Kitabı oku: «Меня будто нет. Как свободно проявлять себя и не жить в тени других», sayfa 3
Один на всем белом свете
Ощущение одиночества среди людей, отсоединенности от всех – это спутник непроявленных чувств. Пожалуй, один из главных, но не единственный. Чтобы сохранять хрупкий баланс между «не чувствую» и «продолжаю жить», люди с «замершими» чувствами выбирают:
• Обесценивание чувств. Этот инструмент помогает нам не испытывать неприятные ощущения из-за того, что нам недоступно. «Все жалеют бездомного щеночка, а я нет, у меня внутри глухо, что со мной не так?» Именно от этого уберегает психика и шепчет: «Да нет, с тобой все в порядке, это они какие-то не такие, слабые, жалостливые, аж противно».
• Зависимости. Когда проявлять чувства нельзя, все равно нужно их куда-то контейнировать, и здесь к нашим услугам тысячи зависимостей. Не могу злиться – пойду поем. Не могу радоваться – пойду выпью вина. Не могу проявить грусть – посажу баклажаны в компьютерной игре. Не могу признать тревогу – залипну в скроллинге новостной ленты.
• Проекции. Если нельзя проживать и проявлять чувства, значит, мы исключаем часть себя, которая называется Внутренний ребенок. Именно его голосом мы радуемся и грустим, жаждем чего-то, страстно о чем-то мечтаем – искренне, как в детстве. Но даже после исключения потребность в контакте с этой частью остается. И тогда мы выбираем объект для заботы: котенка, ребенка, супруга, хоть хомячка. Одна моя клиентка рассказывала, что человеческие переживания не вызывают у нее никакого сочувствия, но если что-то случается с ее котом, она бросает все и спешит на помощь.
• Психосоматические реакции организма. Непроявленные чувства – это заточенная в нас энергия, и если она не получает разрядки, то подключается тело и сообщает: «Слушай, похоже, ты не справляешься. Давай-ка я возьму это на себя». Невыраженная злость, подавленный страх, запрет на любовь – всему находится «место» в организме. И тогда появляются телесные зажимы, заболевания. Скованный и скупой на движения Никита как-то обронил, что ему тяжело расслабиться: беспокоит постоянное напряжение в шее, плечах, спине. Мышцы будто деревянные, и их часто сводит.
• Сложности с доверием. Доверие базируется на внутренней безопасности, которую люди с непроявленными чувствами не испытывают. Ведь сам факт их «выключения» – помещение импульсов под запрет – свидетельствует об их опасности.
• Создание сверхзначимой сферы. Например, уход в работу, в хобби, в специнтерес, который затмевает собой всю остальную жизнь. «Какие чувства? Не видишь, как я занят? Отстань».
Мы можем запретить чувствам проявляться, но не рождаться. В какой-то момент важно вспомнить, что чувства – не помеха, не способ манипулировать, не слабость, не недостаток. Это союзник в адаптации к переменчивой реальности, наша связь с миром. Это то, что делает нас живыми и расцвечивает жизнь.

_ _ _ _

> **ЧТО НУЖНО СДЕЛАТЬ**:
Ответьте на вопросы по тексту о непроявленных чувствах:
1. Чья беда заставляет клиентку, упомянутую в тексте, бросить все и спешить на помощь?
2. Где Никита чувствует постоянное напряжение?
3. На чем базируется доверие?

_ _ _ _

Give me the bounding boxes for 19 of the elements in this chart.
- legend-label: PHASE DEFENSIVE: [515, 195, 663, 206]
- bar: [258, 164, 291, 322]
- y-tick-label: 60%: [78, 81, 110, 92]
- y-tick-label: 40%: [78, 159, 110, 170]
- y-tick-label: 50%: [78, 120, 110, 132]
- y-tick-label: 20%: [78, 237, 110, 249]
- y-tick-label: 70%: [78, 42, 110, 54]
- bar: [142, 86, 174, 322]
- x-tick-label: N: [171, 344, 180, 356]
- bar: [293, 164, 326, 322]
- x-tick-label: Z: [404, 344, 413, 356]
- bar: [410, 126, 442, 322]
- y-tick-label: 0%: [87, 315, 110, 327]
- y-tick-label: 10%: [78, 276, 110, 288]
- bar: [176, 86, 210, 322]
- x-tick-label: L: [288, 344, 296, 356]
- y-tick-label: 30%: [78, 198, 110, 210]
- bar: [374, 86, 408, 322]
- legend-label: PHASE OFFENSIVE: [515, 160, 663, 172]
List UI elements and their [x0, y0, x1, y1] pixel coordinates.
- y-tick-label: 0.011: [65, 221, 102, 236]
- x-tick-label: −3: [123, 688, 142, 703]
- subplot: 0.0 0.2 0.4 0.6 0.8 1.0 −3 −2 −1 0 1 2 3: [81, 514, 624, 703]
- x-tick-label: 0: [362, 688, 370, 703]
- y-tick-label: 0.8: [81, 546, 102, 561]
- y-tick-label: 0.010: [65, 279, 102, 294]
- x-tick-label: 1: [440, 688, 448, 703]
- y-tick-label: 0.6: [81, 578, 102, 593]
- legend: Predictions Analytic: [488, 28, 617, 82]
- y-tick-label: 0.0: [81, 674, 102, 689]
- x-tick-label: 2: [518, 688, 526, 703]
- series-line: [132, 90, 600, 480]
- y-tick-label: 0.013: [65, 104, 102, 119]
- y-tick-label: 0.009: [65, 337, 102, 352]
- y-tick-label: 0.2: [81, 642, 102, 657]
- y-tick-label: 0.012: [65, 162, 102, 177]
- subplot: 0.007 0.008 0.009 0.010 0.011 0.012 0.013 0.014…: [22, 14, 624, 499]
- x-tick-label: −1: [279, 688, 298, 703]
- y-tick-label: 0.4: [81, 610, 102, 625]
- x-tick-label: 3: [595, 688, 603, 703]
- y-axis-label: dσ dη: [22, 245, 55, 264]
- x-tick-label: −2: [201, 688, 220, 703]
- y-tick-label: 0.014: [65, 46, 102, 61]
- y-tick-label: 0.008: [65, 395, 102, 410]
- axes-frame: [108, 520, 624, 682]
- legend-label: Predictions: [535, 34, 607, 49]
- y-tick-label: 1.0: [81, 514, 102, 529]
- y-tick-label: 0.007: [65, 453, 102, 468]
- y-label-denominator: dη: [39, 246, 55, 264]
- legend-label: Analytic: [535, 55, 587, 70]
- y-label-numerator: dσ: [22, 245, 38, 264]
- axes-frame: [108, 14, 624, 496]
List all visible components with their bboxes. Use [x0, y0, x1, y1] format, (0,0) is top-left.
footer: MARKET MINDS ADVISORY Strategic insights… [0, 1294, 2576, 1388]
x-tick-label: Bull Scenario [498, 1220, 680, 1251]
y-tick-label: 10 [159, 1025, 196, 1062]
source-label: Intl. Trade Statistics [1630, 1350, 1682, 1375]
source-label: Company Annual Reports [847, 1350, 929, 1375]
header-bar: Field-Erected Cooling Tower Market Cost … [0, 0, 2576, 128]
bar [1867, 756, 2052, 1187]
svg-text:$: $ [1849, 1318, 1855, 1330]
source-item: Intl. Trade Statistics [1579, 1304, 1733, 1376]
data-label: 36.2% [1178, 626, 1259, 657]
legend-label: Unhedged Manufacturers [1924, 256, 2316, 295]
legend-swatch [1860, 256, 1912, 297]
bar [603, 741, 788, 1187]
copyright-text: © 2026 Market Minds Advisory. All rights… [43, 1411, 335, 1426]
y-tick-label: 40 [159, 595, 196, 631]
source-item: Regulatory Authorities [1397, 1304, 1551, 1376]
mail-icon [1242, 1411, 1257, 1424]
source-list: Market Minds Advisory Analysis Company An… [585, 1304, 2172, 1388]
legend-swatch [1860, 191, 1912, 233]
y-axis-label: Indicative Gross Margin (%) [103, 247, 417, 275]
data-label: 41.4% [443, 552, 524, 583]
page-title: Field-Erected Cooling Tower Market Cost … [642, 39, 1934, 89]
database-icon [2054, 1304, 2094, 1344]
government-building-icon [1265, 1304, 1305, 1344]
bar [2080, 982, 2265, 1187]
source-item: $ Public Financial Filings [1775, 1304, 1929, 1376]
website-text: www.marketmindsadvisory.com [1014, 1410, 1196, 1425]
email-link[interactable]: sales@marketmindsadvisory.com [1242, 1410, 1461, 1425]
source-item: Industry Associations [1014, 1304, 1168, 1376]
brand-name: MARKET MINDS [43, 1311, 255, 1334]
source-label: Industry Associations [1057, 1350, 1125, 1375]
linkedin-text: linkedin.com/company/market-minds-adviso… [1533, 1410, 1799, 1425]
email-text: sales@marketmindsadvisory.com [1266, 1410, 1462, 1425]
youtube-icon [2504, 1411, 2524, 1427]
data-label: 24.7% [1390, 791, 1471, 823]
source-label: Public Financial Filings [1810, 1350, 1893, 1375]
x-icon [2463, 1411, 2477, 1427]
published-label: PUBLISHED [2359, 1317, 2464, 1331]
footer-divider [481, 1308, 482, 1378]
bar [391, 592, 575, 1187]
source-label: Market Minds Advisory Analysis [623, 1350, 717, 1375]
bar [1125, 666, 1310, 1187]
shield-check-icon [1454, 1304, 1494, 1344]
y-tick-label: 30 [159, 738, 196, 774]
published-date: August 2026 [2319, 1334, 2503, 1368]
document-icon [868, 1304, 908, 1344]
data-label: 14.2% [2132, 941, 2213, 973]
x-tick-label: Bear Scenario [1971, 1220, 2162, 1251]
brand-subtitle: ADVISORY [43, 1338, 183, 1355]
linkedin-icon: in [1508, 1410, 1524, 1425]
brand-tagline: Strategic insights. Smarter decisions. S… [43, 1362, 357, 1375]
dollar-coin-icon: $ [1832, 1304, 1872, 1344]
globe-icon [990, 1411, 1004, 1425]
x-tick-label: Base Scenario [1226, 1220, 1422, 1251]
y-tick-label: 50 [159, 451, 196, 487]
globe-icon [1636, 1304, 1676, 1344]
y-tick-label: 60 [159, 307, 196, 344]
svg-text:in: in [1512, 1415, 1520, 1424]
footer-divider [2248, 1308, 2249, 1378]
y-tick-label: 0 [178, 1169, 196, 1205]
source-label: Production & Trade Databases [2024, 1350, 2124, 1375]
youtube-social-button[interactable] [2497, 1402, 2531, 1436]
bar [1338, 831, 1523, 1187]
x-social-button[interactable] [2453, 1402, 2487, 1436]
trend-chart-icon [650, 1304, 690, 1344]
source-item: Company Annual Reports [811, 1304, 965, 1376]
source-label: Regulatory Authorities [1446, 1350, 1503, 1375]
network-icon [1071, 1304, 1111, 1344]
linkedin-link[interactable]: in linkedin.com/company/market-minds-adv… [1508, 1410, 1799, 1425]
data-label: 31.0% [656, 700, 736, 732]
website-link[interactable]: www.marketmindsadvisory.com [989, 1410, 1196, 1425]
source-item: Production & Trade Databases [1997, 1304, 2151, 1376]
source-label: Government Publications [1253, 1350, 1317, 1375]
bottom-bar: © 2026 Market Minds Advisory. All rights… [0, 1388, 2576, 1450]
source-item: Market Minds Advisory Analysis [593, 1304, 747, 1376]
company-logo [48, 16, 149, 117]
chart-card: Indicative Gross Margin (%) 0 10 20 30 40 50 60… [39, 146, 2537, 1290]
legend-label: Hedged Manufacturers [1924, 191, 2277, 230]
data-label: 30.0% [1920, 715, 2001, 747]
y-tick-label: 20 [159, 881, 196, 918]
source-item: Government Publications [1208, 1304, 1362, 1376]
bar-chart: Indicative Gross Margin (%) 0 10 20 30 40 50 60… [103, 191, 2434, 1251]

_ _ _ _

> **ОТВЕТ**:
1. Беда ее кота.
2. В шее, плечах и спине.
3. На внутренней безопасности.